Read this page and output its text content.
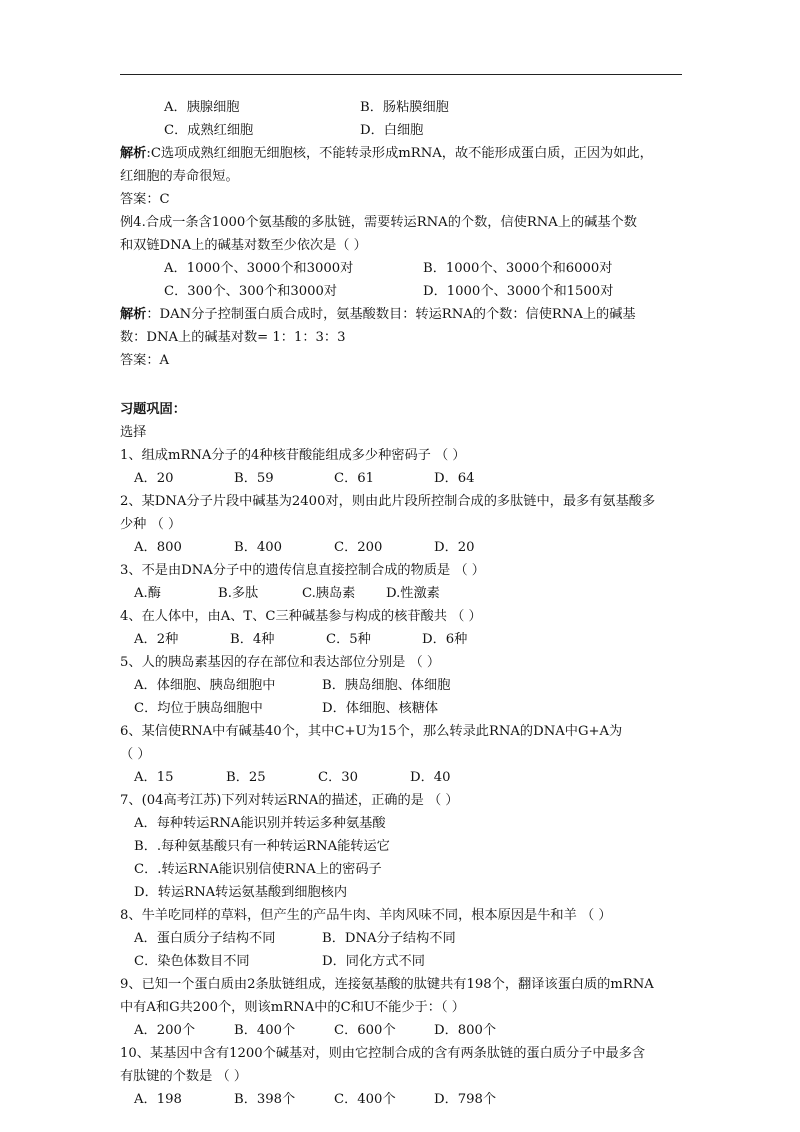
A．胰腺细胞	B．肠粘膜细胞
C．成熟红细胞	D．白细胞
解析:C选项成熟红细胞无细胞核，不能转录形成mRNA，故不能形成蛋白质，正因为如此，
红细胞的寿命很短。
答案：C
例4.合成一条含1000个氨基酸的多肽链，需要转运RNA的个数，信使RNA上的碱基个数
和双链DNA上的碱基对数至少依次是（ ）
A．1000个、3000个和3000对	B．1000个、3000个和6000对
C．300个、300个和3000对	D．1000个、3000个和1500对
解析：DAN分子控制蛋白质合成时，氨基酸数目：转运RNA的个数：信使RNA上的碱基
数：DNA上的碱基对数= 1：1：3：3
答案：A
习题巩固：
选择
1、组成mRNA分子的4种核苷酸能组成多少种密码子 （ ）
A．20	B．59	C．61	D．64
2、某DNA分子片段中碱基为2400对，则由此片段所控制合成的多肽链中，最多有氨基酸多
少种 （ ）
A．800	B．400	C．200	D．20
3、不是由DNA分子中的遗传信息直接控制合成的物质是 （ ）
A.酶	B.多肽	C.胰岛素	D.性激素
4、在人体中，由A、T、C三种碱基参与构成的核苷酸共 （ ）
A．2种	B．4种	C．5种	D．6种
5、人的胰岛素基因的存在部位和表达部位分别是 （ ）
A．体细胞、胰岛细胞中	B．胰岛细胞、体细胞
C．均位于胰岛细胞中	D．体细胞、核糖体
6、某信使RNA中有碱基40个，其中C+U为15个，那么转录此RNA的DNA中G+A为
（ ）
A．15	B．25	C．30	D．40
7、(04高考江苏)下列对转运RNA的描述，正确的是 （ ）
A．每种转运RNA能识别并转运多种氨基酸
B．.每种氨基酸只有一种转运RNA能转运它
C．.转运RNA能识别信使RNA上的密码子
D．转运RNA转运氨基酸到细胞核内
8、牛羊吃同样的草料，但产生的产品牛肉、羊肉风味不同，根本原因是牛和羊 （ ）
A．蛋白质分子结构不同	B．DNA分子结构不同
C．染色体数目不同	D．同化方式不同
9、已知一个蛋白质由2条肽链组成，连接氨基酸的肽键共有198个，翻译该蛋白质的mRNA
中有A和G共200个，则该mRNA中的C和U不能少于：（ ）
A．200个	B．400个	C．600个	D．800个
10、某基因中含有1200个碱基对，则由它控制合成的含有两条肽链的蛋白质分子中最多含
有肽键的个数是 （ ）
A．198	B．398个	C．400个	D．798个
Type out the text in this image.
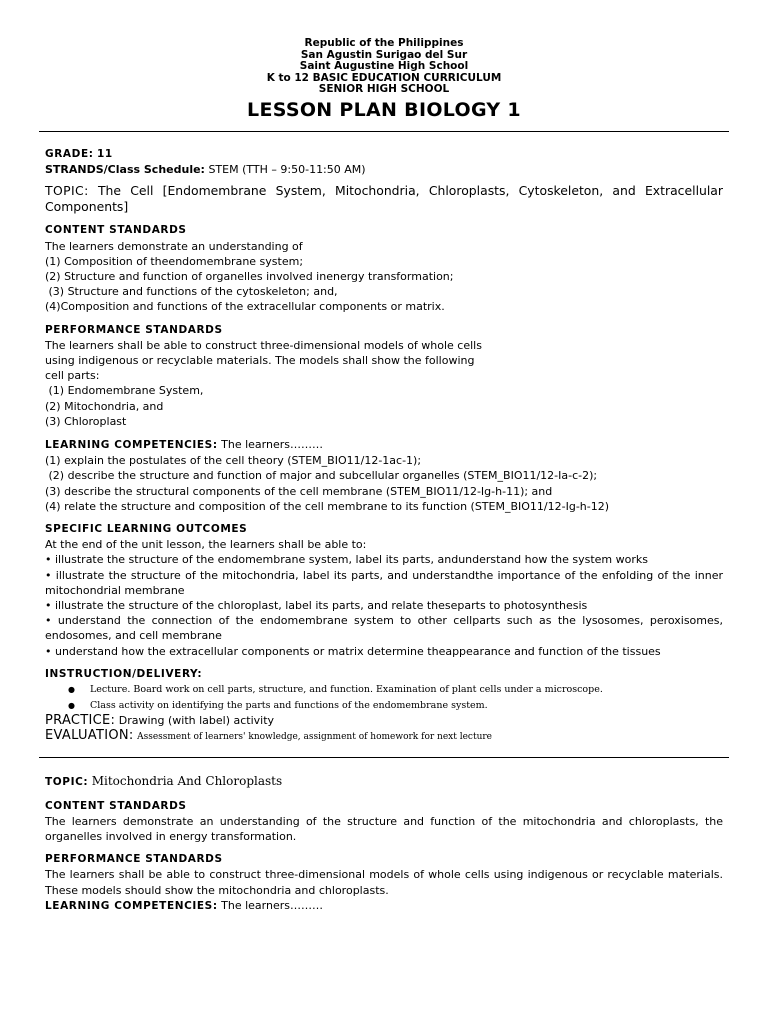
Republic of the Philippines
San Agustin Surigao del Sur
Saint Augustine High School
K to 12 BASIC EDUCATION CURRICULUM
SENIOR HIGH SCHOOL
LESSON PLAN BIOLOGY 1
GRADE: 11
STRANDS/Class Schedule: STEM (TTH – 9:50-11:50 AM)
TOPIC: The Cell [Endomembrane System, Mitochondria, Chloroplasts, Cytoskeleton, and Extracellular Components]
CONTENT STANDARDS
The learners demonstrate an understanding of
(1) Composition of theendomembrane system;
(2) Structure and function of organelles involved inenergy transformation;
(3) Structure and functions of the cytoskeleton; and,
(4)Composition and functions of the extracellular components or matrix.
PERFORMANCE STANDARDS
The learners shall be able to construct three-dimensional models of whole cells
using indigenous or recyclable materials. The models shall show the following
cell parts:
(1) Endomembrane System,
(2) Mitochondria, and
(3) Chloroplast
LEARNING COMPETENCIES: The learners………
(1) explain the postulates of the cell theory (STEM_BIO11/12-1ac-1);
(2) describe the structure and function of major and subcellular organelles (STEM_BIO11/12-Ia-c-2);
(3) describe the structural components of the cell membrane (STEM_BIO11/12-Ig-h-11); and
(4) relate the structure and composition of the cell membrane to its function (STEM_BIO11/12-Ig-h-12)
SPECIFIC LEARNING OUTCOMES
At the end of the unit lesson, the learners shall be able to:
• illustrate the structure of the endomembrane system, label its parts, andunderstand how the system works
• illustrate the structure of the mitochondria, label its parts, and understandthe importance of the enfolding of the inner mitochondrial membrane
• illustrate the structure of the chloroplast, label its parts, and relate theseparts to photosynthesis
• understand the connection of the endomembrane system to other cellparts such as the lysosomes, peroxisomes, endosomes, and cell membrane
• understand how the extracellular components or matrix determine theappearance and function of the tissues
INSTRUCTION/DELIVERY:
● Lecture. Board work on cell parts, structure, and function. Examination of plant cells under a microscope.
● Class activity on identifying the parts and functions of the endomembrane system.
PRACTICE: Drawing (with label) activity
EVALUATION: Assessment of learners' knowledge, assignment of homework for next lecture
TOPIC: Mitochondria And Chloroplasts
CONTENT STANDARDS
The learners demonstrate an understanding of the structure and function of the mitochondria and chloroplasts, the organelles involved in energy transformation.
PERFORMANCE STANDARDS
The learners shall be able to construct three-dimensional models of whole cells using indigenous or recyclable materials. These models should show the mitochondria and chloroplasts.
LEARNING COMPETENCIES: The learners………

...

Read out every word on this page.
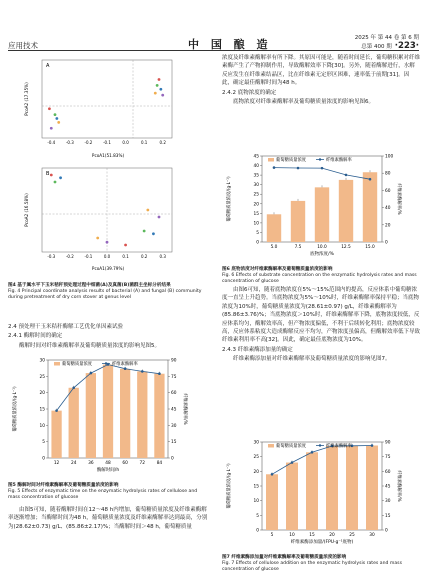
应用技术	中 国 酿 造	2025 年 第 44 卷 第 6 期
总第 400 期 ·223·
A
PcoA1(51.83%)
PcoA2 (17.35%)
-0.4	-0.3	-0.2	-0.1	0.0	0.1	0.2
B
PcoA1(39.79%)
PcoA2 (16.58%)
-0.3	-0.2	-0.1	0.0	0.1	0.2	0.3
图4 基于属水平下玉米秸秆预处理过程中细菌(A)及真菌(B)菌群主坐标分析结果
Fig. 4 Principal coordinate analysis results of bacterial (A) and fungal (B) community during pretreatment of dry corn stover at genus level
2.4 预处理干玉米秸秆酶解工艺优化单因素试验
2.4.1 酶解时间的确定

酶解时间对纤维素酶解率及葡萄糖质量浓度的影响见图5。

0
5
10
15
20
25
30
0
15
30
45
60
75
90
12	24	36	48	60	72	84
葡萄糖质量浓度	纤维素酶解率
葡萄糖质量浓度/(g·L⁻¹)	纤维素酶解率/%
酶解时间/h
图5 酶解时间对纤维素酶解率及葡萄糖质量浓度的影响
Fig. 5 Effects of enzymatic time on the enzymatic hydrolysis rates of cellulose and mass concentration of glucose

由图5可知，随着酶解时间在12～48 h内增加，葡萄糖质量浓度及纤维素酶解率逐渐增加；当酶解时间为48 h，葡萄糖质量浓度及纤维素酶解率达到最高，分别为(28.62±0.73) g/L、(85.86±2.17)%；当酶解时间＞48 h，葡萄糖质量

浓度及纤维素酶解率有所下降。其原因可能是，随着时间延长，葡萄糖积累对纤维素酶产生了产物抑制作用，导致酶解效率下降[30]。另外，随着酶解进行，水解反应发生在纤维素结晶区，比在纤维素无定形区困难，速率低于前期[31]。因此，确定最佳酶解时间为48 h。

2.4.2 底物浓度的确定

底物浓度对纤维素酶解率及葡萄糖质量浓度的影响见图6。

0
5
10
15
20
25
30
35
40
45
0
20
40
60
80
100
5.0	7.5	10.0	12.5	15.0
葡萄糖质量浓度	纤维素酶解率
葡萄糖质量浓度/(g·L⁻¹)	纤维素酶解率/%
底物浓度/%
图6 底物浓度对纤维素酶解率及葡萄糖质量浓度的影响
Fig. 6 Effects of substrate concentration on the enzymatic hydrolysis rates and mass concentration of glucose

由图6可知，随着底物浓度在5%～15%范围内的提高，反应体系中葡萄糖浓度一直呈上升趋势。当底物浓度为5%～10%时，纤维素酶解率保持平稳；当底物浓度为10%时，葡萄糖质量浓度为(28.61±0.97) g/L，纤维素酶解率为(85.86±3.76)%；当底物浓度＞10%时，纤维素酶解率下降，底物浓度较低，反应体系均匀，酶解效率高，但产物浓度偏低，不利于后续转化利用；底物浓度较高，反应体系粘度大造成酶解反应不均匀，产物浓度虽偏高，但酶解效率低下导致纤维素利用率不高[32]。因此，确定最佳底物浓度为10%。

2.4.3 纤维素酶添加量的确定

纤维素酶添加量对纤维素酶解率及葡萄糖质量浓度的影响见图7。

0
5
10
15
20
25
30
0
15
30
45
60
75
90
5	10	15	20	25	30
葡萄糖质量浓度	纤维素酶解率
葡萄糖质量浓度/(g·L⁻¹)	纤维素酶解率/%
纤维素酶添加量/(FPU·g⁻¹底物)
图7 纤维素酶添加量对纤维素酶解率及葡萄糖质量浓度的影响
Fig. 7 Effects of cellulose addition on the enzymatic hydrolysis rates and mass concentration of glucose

▶ Problem description
When a line in the data holds the word "Effects", show that line.

▶ Exercise answer
Fig. 5 Effects of enzymatic time on the enzymatic hydrolysis rates of cellulose and mass concentration of glucose
Fig. 6 Effects of substrate concentration on the enzymatic hydrolysis rates and mass concentration of glucose
Fig. 7 Effects of cellulose addition on the enzymatic hydrolysis rates and mass concentration of glucose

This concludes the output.